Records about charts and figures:

....

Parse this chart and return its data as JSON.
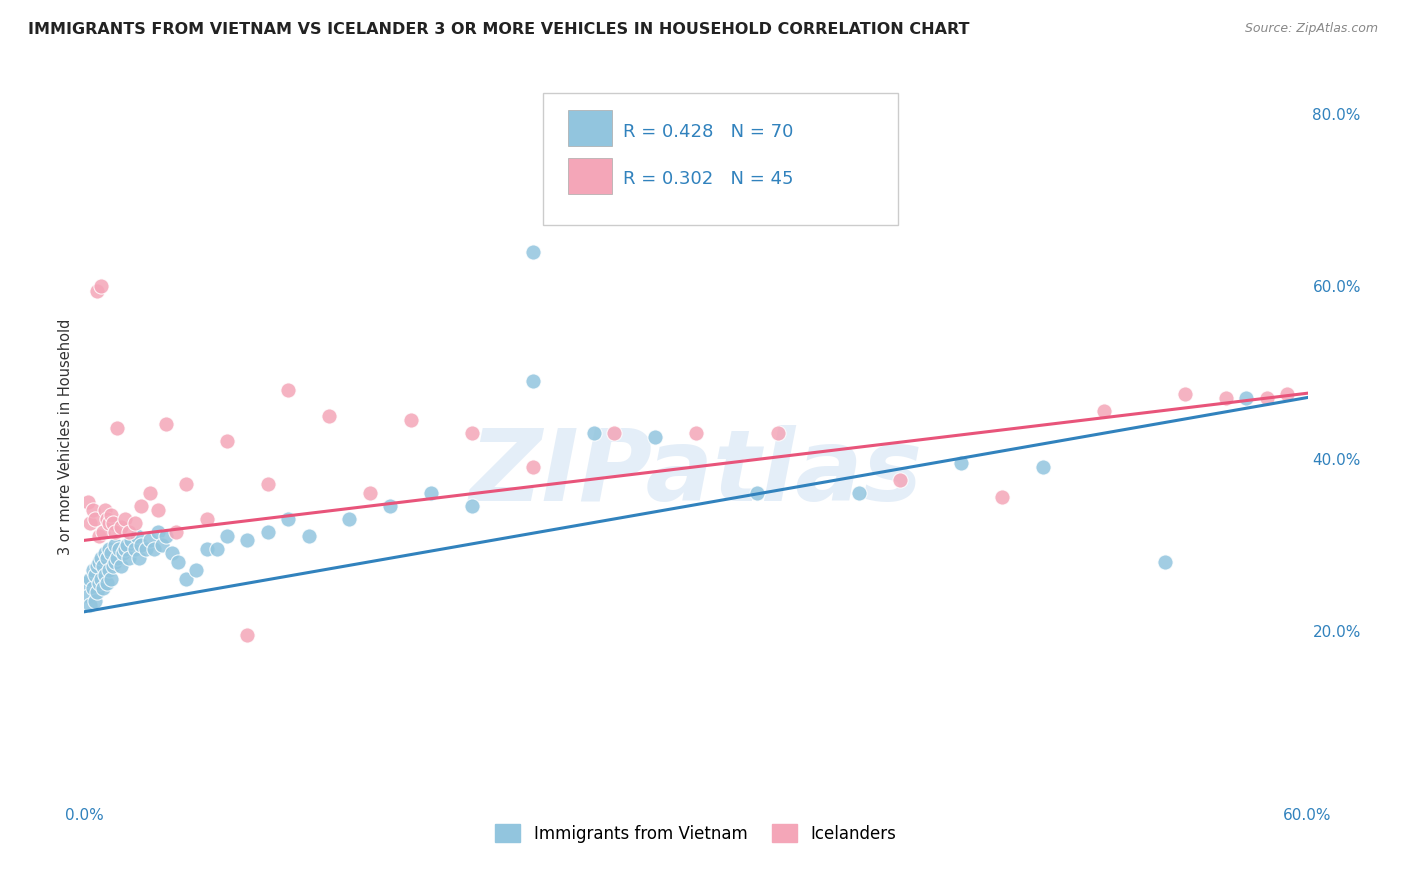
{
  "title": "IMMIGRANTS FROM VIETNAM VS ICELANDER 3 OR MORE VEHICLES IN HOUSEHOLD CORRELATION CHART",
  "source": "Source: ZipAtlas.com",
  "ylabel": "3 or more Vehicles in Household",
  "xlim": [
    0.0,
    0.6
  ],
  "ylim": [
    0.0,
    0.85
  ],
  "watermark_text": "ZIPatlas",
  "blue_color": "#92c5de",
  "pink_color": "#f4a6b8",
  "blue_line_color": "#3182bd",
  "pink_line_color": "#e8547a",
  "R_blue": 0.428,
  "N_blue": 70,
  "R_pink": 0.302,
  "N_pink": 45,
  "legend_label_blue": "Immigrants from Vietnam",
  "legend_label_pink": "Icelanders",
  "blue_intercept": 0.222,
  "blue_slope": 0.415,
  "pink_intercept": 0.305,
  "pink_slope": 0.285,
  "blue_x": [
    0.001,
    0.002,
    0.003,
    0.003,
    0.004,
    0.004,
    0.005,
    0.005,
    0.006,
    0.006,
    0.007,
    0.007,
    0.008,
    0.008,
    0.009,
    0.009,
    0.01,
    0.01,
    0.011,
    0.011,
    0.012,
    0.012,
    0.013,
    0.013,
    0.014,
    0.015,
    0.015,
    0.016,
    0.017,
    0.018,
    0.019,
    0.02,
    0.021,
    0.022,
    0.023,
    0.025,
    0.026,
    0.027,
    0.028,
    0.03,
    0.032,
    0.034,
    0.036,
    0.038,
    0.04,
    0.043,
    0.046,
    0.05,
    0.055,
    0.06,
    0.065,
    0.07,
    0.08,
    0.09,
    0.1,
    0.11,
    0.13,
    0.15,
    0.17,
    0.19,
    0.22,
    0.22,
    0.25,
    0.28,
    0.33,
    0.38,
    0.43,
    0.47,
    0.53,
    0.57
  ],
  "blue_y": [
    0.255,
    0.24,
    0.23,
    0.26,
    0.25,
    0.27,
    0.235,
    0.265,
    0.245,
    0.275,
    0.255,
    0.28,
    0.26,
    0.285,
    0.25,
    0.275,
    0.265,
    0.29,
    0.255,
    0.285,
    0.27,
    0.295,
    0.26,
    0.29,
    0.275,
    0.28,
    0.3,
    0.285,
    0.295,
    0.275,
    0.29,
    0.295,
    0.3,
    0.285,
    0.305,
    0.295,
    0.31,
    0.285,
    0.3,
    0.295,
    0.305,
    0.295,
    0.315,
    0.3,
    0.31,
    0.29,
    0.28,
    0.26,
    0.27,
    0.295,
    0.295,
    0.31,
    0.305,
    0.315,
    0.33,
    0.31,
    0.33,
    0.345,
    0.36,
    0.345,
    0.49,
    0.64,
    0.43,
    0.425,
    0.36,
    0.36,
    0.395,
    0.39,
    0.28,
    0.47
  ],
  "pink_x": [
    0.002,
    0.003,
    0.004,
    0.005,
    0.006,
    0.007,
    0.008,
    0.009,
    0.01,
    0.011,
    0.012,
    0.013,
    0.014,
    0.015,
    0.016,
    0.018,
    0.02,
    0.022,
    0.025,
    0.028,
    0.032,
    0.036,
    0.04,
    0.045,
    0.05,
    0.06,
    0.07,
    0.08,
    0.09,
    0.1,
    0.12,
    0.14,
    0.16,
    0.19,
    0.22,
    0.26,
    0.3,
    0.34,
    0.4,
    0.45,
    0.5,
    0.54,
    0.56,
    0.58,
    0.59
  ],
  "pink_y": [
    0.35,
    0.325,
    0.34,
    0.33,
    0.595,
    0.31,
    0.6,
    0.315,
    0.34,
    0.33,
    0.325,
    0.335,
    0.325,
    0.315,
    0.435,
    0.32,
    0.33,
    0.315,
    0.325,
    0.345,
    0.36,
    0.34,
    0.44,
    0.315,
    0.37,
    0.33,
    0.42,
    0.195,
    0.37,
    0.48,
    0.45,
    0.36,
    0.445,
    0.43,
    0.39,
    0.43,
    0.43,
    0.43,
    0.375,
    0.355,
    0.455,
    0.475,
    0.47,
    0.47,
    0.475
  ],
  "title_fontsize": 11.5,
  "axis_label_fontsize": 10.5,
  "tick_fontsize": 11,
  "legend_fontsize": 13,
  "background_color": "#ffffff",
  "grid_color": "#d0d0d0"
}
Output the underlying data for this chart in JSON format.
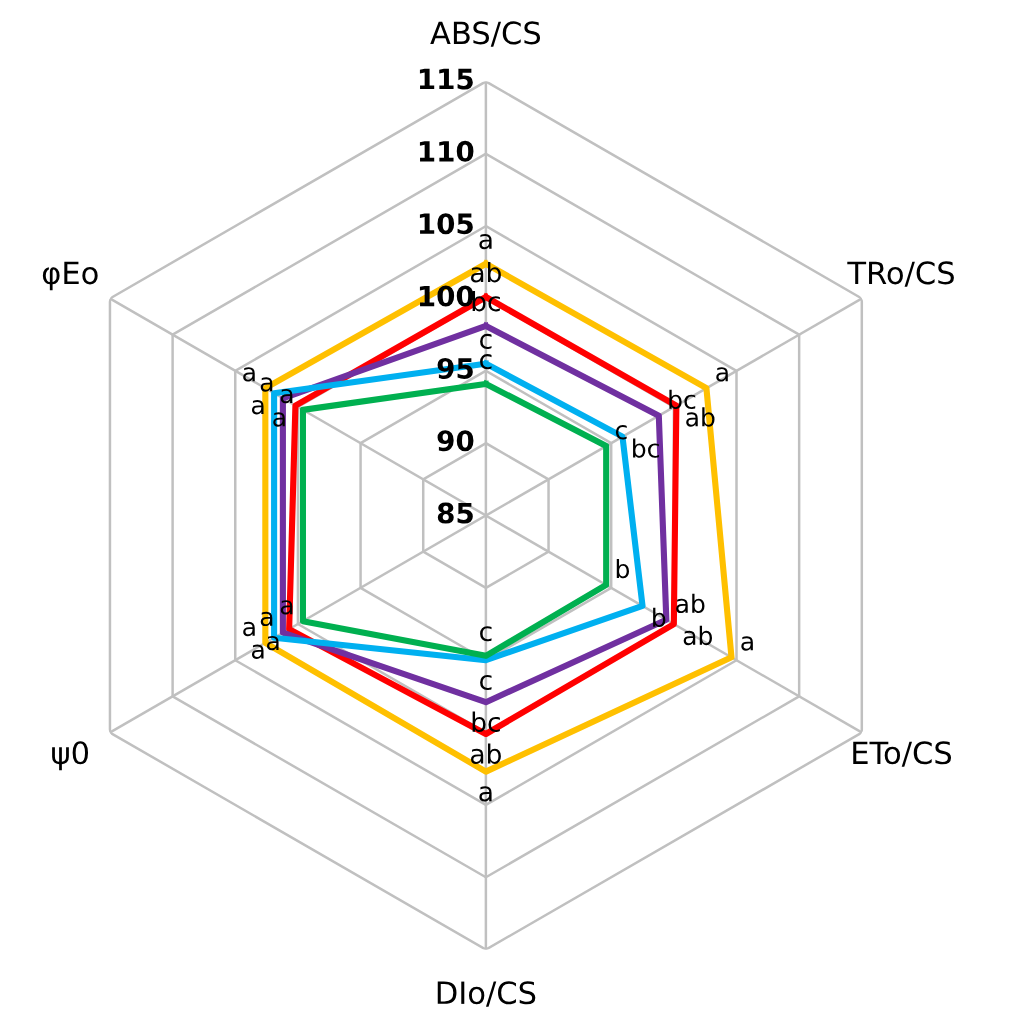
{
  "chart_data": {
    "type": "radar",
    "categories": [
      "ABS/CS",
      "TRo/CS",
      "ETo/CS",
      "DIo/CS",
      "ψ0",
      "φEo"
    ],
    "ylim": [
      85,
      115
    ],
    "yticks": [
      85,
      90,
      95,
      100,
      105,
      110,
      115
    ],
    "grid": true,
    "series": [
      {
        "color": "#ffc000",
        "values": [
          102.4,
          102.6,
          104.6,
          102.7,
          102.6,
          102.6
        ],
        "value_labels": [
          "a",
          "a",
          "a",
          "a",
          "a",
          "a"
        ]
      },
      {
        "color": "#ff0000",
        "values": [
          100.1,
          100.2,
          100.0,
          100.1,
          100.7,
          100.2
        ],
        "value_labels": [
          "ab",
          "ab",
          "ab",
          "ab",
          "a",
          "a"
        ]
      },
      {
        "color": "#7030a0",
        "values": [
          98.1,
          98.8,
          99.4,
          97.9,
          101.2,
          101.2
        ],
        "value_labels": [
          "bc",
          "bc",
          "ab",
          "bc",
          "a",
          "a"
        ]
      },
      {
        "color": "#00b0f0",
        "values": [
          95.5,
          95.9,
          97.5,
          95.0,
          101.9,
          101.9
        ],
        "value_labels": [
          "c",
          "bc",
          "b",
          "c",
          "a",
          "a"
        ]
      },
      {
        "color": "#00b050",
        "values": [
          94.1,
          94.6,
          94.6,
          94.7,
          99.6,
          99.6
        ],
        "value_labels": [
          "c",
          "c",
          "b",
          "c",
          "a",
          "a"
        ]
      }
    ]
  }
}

....

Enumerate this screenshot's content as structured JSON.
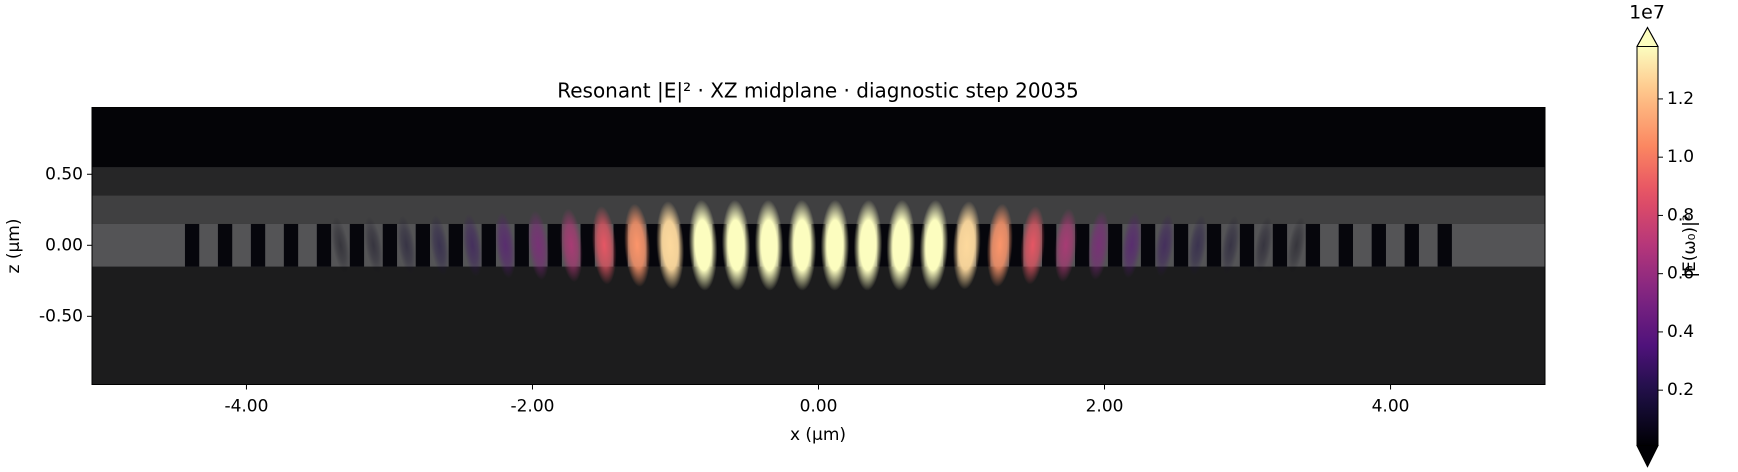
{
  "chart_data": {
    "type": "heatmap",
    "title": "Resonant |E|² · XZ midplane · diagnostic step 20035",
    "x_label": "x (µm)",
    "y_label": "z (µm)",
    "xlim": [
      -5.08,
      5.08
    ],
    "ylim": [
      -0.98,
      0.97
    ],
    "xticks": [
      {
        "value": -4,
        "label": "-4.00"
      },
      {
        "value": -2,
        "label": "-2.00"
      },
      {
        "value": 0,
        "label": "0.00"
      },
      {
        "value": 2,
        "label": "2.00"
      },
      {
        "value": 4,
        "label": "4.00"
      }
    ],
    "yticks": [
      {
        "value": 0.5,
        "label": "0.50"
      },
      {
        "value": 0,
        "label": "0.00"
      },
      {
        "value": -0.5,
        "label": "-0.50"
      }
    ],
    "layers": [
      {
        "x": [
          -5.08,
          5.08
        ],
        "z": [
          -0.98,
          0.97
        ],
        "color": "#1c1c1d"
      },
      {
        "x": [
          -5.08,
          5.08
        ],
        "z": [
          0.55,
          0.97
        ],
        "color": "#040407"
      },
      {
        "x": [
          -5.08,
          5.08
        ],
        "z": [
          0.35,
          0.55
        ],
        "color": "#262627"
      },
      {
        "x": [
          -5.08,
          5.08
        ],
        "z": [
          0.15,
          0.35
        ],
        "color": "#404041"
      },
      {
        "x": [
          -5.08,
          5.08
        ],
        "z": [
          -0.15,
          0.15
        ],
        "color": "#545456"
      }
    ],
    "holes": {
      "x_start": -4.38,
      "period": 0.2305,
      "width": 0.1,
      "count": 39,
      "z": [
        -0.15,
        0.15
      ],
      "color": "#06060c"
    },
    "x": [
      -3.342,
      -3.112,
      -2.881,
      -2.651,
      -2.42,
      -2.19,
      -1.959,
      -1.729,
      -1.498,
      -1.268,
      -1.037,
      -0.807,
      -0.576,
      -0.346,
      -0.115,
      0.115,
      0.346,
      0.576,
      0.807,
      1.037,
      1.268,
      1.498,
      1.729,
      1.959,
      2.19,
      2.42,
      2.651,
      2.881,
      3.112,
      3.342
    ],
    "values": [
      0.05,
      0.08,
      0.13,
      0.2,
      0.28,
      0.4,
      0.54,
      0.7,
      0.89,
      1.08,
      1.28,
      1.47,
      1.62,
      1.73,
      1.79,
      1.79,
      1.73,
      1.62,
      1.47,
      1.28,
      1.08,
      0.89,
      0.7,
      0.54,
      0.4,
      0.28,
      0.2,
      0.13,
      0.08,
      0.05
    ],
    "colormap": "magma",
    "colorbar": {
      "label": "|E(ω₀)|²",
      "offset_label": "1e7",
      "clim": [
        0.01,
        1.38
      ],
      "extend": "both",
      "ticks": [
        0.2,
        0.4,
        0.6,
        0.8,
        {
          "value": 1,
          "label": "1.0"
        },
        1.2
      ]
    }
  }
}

....

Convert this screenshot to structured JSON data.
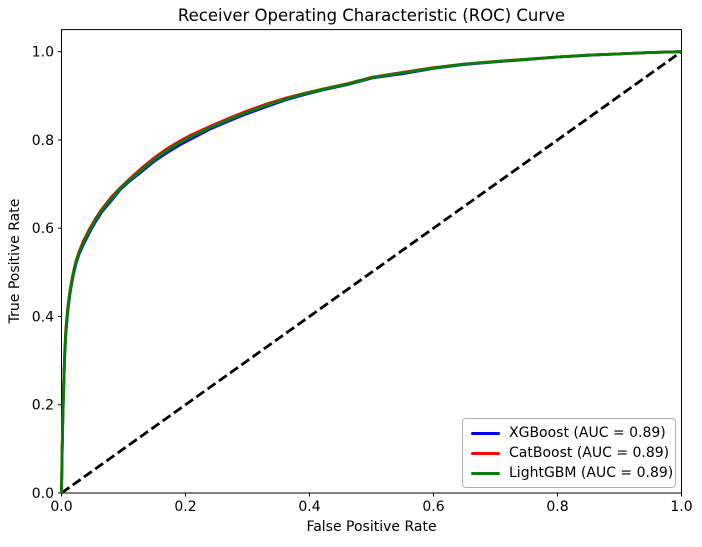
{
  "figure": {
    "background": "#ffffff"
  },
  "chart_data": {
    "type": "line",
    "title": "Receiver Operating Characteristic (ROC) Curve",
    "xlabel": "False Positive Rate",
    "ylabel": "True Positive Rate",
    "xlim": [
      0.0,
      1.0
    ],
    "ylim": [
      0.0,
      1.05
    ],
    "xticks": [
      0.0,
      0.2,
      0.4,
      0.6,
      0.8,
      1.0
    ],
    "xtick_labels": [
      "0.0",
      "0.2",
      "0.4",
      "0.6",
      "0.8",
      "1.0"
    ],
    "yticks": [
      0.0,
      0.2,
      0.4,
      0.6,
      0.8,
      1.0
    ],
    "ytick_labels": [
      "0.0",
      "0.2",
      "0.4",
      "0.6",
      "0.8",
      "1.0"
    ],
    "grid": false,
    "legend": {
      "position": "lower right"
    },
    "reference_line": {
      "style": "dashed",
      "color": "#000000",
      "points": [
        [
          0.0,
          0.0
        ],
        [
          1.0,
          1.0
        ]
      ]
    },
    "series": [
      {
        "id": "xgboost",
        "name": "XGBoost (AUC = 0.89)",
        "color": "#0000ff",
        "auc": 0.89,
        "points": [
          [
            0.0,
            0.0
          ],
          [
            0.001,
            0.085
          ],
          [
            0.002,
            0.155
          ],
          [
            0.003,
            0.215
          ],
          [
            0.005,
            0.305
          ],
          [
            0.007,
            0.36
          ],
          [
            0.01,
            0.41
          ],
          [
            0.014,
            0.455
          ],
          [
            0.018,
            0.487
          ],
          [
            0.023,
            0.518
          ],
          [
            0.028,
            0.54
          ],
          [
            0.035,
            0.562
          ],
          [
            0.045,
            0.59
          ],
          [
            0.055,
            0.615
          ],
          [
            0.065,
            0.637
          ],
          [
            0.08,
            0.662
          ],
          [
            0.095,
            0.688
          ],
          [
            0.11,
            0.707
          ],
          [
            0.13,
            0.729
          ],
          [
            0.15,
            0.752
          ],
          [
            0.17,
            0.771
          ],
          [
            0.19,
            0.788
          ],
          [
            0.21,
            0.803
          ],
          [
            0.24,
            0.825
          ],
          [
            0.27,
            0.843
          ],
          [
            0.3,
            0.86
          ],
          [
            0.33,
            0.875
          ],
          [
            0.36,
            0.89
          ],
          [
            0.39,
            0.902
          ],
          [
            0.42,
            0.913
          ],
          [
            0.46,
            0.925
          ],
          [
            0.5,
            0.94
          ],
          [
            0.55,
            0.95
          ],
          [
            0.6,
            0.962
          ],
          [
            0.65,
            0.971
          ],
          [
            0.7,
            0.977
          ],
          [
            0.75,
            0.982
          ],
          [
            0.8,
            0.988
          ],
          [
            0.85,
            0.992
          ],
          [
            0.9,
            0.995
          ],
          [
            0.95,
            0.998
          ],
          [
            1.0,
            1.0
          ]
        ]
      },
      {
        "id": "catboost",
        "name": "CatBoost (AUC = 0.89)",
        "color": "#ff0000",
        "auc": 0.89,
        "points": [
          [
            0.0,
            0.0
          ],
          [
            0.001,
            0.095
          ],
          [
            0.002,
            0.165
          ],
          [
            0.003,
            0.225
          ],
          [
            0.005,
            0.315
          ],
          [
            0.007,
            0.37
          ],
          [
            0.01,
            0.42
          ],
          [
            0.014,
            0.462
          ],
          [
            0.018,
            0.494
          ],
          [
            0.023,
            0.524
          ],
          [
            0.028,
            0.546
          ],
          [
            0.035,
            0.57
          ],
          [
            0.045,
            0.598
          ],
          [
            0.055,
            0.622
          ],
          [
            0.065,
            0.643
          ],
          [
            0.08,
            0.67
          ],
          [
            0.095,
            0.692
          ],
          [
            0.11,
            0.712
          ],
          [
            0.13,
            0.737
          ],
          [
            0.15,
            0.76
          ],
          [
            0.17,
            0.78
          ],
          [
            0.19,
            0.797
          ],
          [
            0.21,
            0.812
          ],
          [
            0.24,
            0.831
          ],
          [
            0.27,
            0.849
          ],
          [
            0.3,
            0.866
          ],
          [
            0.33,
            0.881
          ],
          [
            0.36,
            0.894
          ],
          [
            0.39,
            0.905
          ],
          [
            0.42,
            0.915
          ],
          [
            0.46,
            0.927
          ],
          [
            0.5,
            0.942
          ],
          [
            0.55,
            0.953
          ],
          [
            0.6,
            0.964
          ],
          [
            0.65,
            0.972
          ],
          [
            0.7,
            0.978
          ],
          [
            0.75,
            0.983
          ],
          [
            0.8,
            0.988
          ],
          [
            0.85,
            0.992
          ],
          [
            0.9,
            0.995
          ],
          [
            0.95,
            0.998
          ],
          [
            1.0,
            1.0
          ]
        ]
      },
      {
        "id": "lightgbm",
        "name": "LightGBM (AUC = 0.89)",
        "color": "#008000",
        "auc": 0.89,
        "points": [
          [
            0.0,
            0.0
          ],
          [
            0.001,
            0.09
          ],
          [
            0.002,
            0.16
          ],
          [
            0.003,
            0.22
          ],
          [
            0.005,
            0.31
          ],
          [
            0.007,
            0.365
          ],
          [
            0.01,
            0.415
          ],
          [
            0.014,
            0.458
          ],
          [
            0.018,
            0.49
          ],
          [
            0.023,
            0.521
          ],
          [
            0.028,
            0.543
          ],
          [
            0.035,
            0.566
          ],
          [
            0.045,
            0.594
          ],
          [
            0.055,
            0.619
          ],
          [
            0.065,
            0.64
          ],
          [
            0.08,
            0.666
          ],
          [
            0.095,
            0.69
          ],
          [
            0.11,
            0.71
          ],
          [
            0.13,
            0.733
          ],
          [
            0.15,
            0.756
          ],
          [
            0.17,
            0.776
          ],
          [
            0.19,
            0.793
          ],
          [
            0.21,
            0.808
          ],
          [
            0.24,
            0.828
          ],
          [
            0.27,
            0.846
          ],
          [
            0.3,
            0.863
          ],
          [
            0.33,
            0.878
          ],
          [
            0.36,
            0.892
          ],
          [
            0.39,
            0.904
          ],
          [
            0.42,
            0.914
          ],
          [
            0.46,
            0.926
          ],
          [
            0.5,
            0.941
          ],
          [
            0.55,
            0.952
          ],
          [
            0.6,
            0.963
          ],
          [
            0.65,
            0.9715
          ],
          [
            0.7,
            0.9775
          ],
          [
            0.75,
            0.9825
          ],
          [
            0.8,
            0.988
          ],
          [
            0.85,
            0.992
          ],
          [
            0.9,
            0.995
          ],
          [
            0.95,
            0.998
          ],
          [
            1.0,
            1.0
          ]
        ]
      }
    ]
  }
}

....

Show all lines from the listing above in which "name" appears.

        "name": "XGBoost (AUC = 0.89)",
        "name": "CatBoost (AUC = 0.89)",
        "name": "LightGBM (AUC = 0.89)",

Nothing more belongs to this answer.